The Home Office can take into account information available from other sources, such as other government agencies and intelligence reports on the documents submitted in support of the immigration application.

If you receive a ‘minded to refuse letter’ from the Home Office or a refusal of your application based on eligibility criteria and false representations then it is vital that you take urgent legal advice to see if through representations , or in the case of a refusal, an administrative review or judicial review, you can challenge the basis of the Home Office decision as you don’t want the stain of a refusal on false representation or public policy grounds to remain on your immigration record.

What is a Home Office minded to refuse letter?

In some situations the Home Office accept, in light of recent case law, that the visa or settlement applicant must be informed of the allegation of false representation and given the chance to respond before a decision is made on the merits of their immigration application.

The ‘minded to refuse notification’ must tell you that the Home Office are thinking of refusing the application based on false representation and the letter should set out exactly what the allegation is and make it clear that there is an allegation of dishonesty being made against you.

- [Provided records]

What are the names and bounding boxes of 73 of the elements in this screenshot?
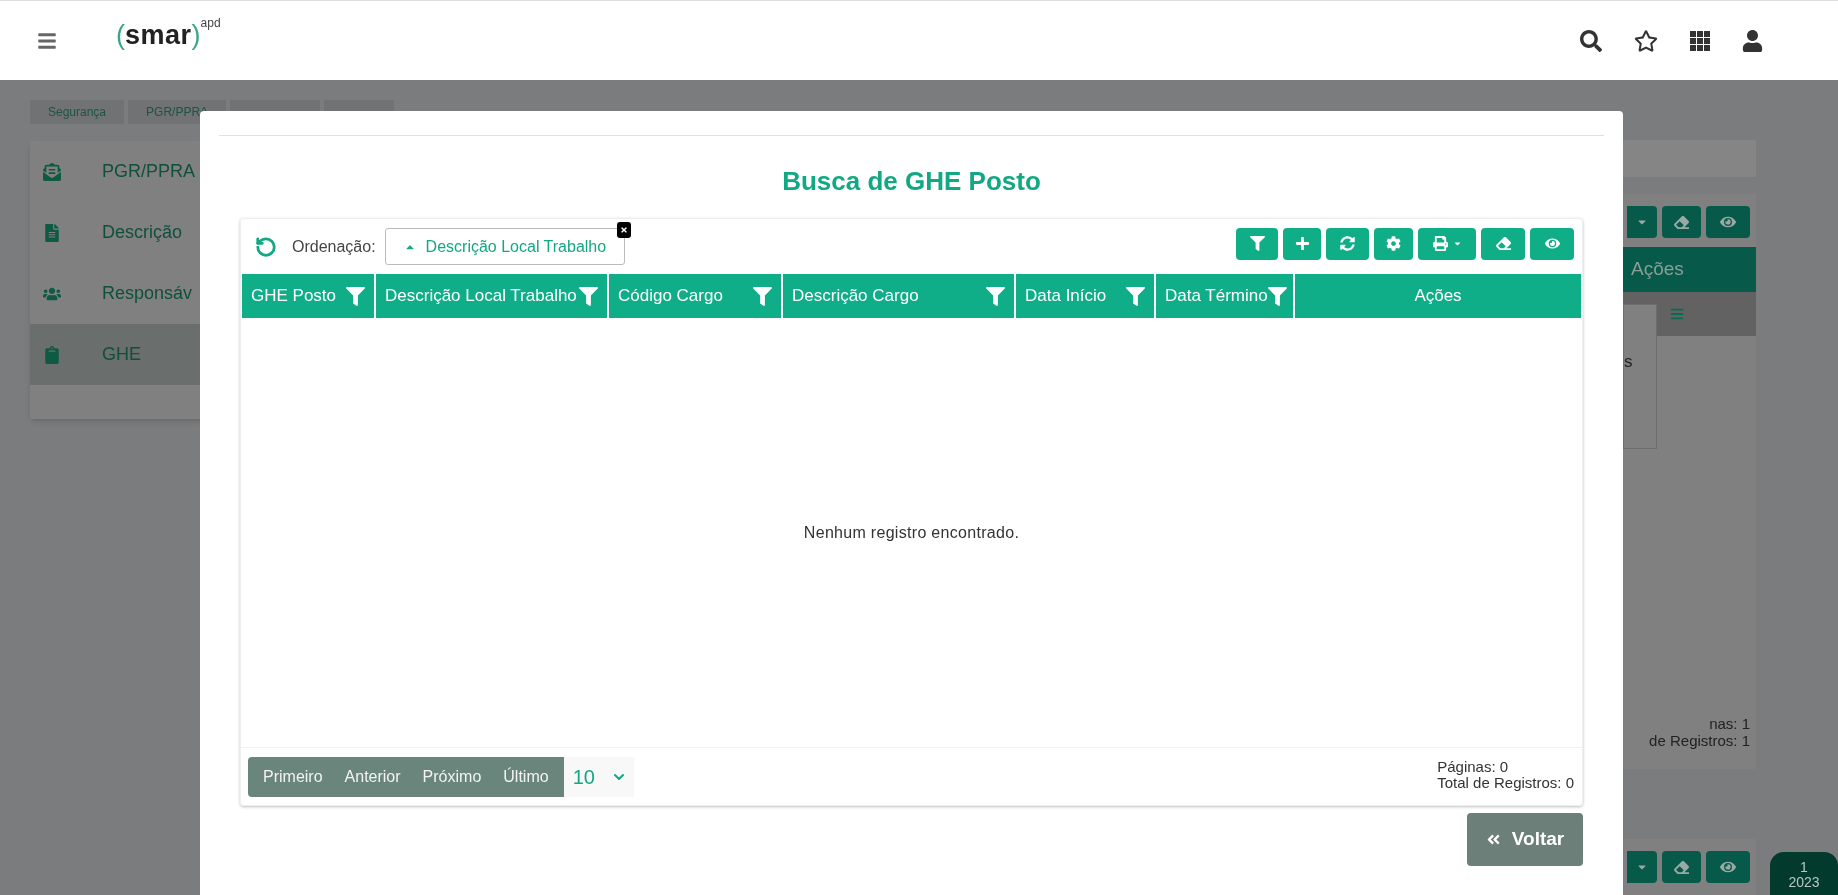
page-count: Páginas: 0	[1437, 758, 1509, 775]
reset-icon[interactable]	[255, 235, 277, 258]
eye-icon	[1720, 859, 1736, 875]
dropdown-button[interactable]	[1627, 851, 1657, 883]
close-icon	[620, 226, 629, 234]
sidebar-item[interactable]: Responsáv	[30, 263, 205, 324]
filter-icon[interactable]	[346, 286, 365, 306]
envelope-icon	[43, 162, 61, 181]
plus-icon	[1294, 236, 1310, 251]
breadcrumb-item[interactable]: Segurança	[30, 100, 125, 124]
document-icon	[43, 223, 61, 242]
print-button[interactable]	[1418, 227, 1476, 260]
page-size-select[interactable]: 10	[563, 756, 634, 797]
view-button[interactable]	[1706, 851, 1750, 883]
record-count: nas: 1	[1709, 715, 1750, 732]
column-header[interactable]: Código Cargo	[609, 274, 781, 318]
gear-icon	[1386, 236, 1401, 251]
record-count: de Registros: 1	[1649, 732, 1750, 749]
eraser-icon	[1674, 859, 1689, 875]
sort-chip[interactable]: Descrição Local Trabalho	[384, 228, 626, 265]
modal-title: Busca de GHE Posto	[782, 166, 1041, 196]
eraser-button[interactable]	[1662, 851, 1701, 883]
pagination-button[interactable]: Primeiro	[252, 756, 334, 797]
column-header[interactable]: GHE Posto	[242, 274, 374, 318]
pagination-button[interactable]: Último	[492, 756, 560, 797]
star-icon[interactable]	[1634, 28, 1658, 53]
settings-button[interactable]	[1374, 227, 1413, 260]
remove-sort-button[interactable]	[617, 222, 632, 238]
view-button[interactable]	[1706, 206, 1750, 238]
eraser-icon	[1674, 214, 1689, 230]
view-button[interactable]	[1530, 227, 1574, 260]
year-tab-text: 2023	[1788, 875, 1820, 890]
dropdown-button[interactable]	[1627, 206, 1657, 238]
eraser-button[interactable]	[1481, 227, 1525, 260]
sort-label: Ordenação:	[292, 236, 376, 257]
popup-menu: s	[1623, 304, 1657, 449]
filter-icon[interactable]	[579, 286, 598, 306]
refresh-icon	[1340, 236, 1355, 251]
eye-icon	[1544, 236, 1560, 251]
apps-grid-icon[interactable]	[1690, 30, 1710, 51]
caret-icon	[1452, 239, 1462, 248]
column-header[interactable]: Data Início	[1016, 274, 1154, 318]
column-header[interactable]: Data Término	[1156, 274, 1293, 318]
sidebar-item[interactable]: PGR/PPRA	[30, 141, 205, 202]
sidebar-item[interactable]: Descrição	[30, 202, 205, 263]
eraser-button[interactable]	[1662, 206, 1701, 238]
eraser-icon	[1495, 236, 1511, 251]
record-count: Total de Registros: 0	[1437, 774, 1574, 791]
filter-icon	[1249, 236, 1265, 251]
pagination-button[interactable]: Anterior	[333, 756, 412, 797]
filter-icon[interactable]	[986, 286, 1005, 306]
filter-icon[interactable]	[753, 286, 772, 306]
clipboard-icon	[43, 345, 61, 364]
filter-icon[interactable]	[1267, 286, 1287, 306]
printer-icon	[1432, 236, 1448, 251]
eye-icon	[1720, 214, 1736, 230]
pagination-button[interactable]: Próximo	[411, 756, 493, 797]
double-chevron-left-icon	[1485, 832, 1501, 847]
column-header[interactable]: Descrição Local Trabalho	[376, 274, 607, 318]
year-tab-text: 1	[1800, 860, 1808, 875]
search-icon[interactable]	[1580, 29, 1602, 52]
filter-icon[interactable]	[1126, 286, 1145, 306]
column-header[interactable]: Descrição Cargo	[783, 274, 1014, 318]
empty-message: Nenhum registro encontrado.	[803, 522, 1020, 543]
table-header: Ações	[1623, 247, 1756, 292]
filter-button[interactable]	[1236, 227, 1278, 260]
back-button[interactable]: Voltar	[1467, 813, 1583, 866]
column-header[interactable]: Ações	[1295, 274, 1581, 318]
menu-icon[interactable]	[36, 30, 58, 51]
add-button[interactable]	[1283, 227, 1321, 260]
refresh-button[interactable]	[1326, 227, 1369, 260]
user-icon[interactable]	[1742, 29, 1763, 52]
year-tab[interactable]: 1 2023	[1770, 852, 1838, 895]
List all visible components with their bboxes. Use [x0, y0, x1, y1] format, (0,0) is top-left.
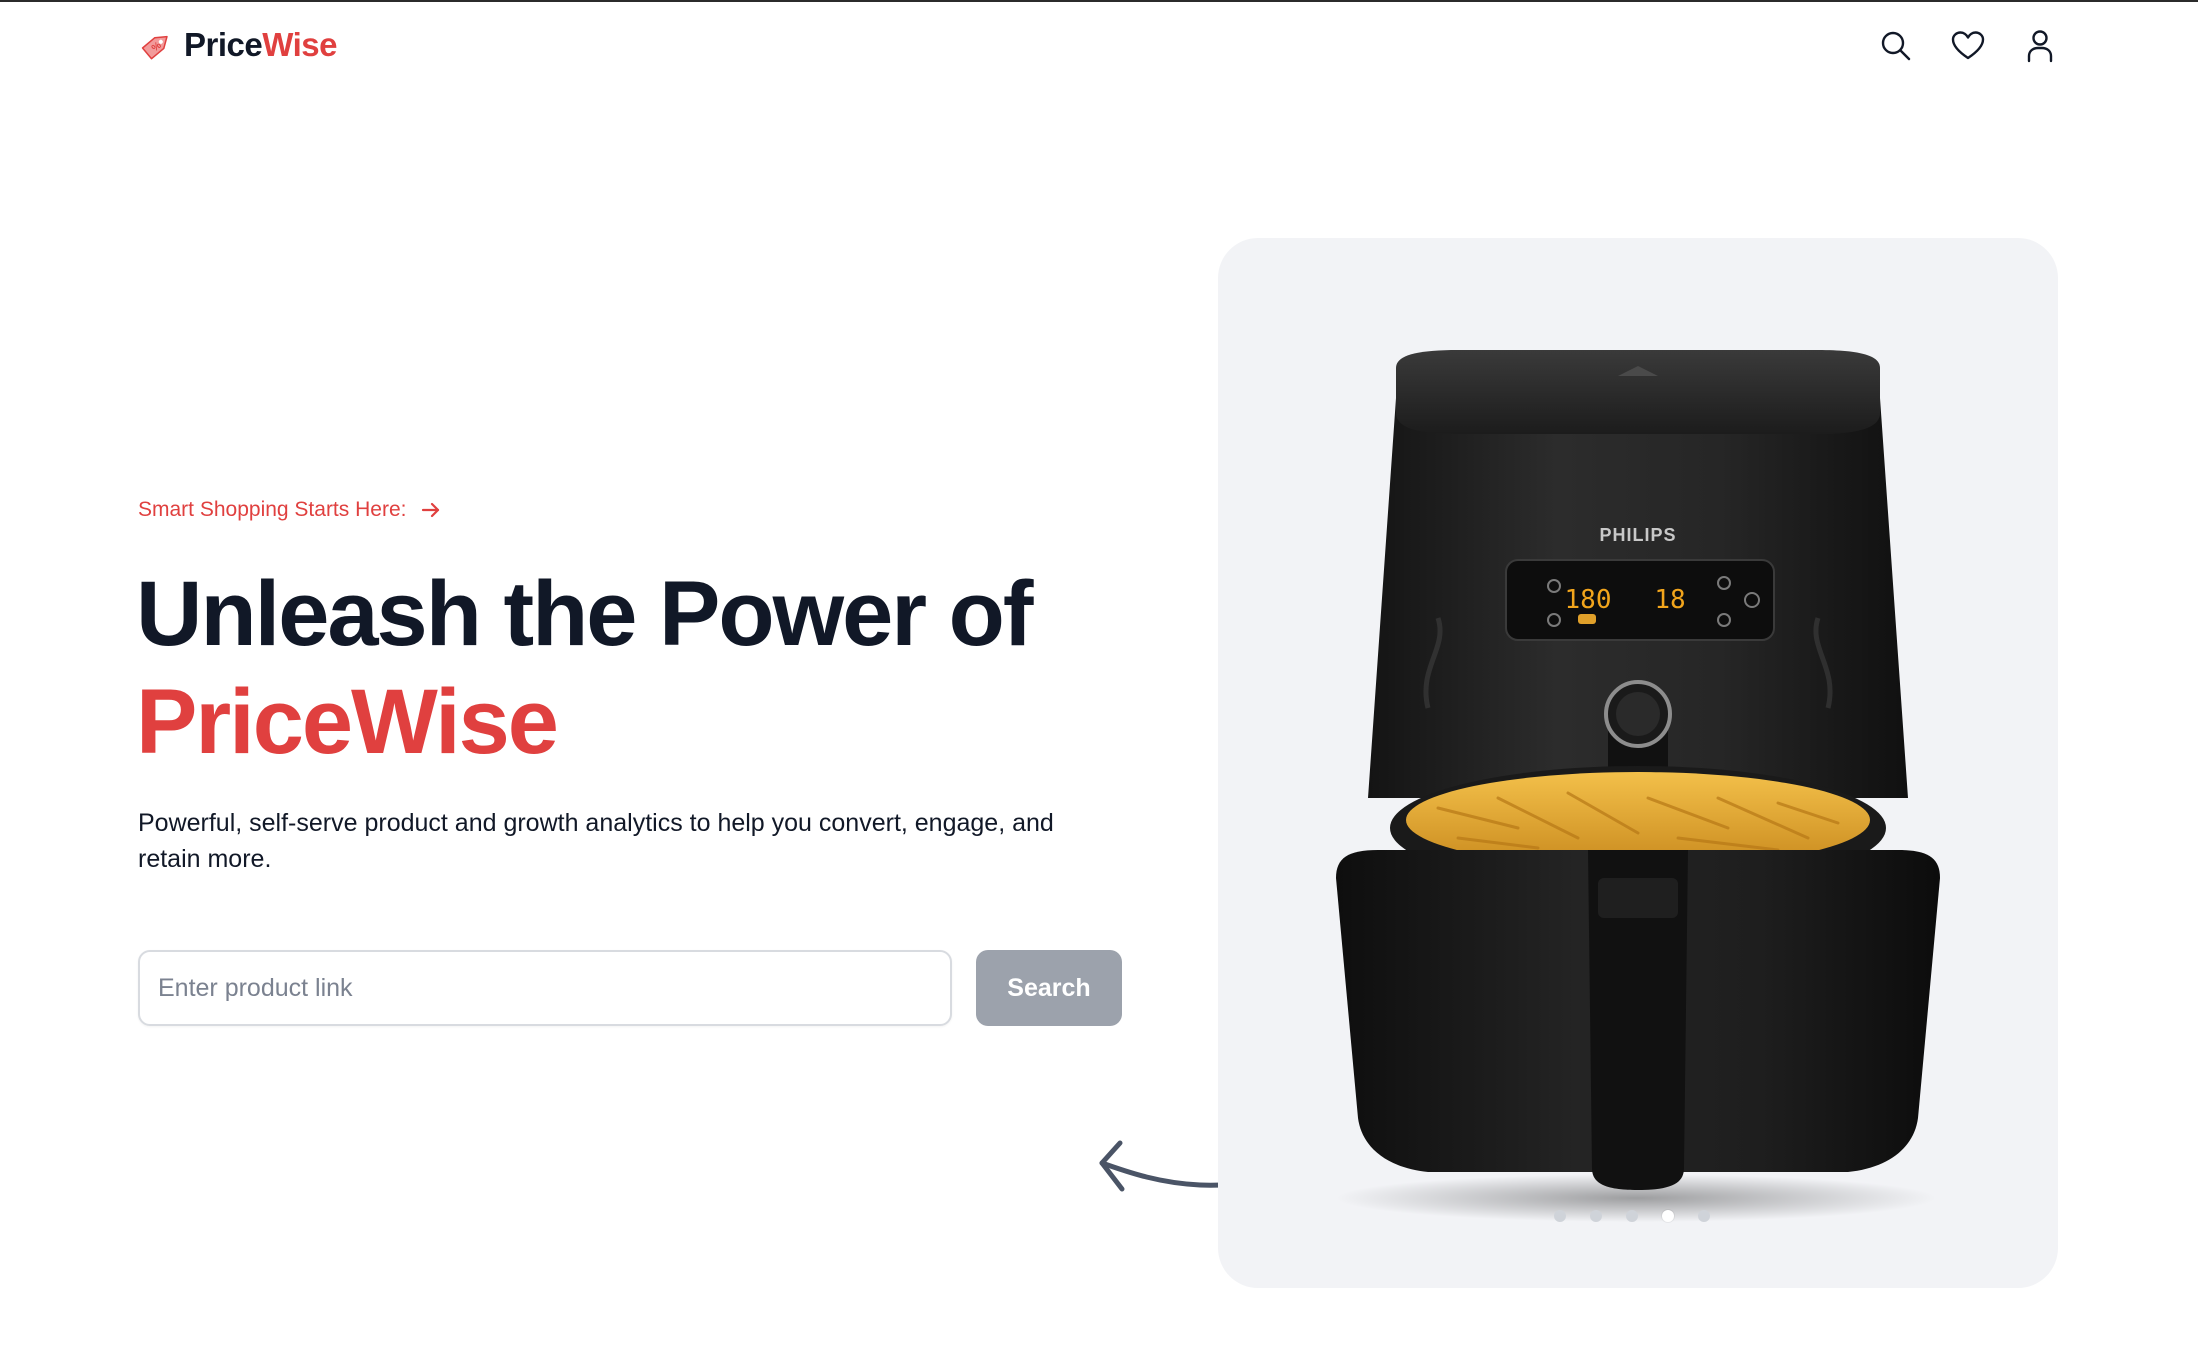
tagline-text: Smart Shopping Starts Here: — [138, 498, 407, 521]
product-carousel: PHILIPS 180 18 — [1218, 238, 2058, 1288]
carousel-dots — [1218, 1210, 2052, 1222]
page: % PriceWise Smart Shopping Starts Here: — [0, 0, 2198, 1358]
display-time: 18 — [1654, 585, 1685, 615]
product-brand-label: PHILIPS — [1599, 525, 1676, 545]
hero-tagline: Smart Shopping Starts Here: — [138, 498, 442, 522]
search-icon[interactable] — [1878, 28, 1914, 64]
heart-icon[interactable] — [1950, 28, 1986, 64]
logo[interactable]: % PriceWise — [138, 26, 337, 64]
carousel-dot[interactable] — [1626, 1210, 1638, 1222]
air-fryer-image: PHILIPS 180 18 — [1336, 350, 1940, 1222]
nav-icons — [1878, 28, 2058, 64]
logo-text: PriceWise — [184, 26, 337, 63]
search-button[interactable]: Search — [976, 950, 1122, 1026]
display-temp: 180 — [1565, 585, 1612, 615]
carousel-dot-active[interactable] — [1662, 1210, 1674, 1222]
headline-brand: PriceWise — [136, 671, 559, 773]
price-tag-icon: % — [141, 35, 168, 60]
user-icon[interactable] — [2022, 28, 2058, 64]
carousel-dot[interactable] — [1590, 1210, 1602, 1222]
headline-line1: Unleash the Power of — [136, 563, 1034, 665]
product-link-input[interactable] — [138, 950, 952, 1026]
hero-headline: Unleash the Power of PriceWise — [136, 560, 1136, 776]
carousel-dot[interactable] — [1698, 1210, 1710, 1222]
hero-description: Powerful, self-serve product and growth … — [138, 809, 1054, 873]
navbar: % PriceWise — [0, 2, 2198, 92]
arrow-right-icon — [422, 502, 440, 518]
carousel-dot[interactable] — [1554, 1210, 1566, 1222]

- [Directives]
(1) Please shorten the paragraph of the passage on Home Office "minded to refuse" letters that begins "The ‘minded to refuse notification’ must tell you", and keep its main facts.
(2) In the passage on Home Office "minded to refuse" letters, retype the text between "If you receive" and "to refuse letter?", inclusive.

- [Answers to the exercises]
(1) The notification must say that the Home Office is considering refusing the application on grounds of false representation. It must state the exact allegation and make clear that you are being accused of dishonesty.

(2)
If you receive a ‘minded to refuse letter’ from the Home Office or a refusal of your application based on eligibility criteria and false representations then it is vital that you take urgent legal advice to see if through representations , or in the case of a refusal, an administrative review or judicial review, you can challenge the basis of the Home Office decision as you don’t want the stain of a refusal on false representation or public policy grounds to remain on your immigration record.

What is a Home Office minded to refuse letter?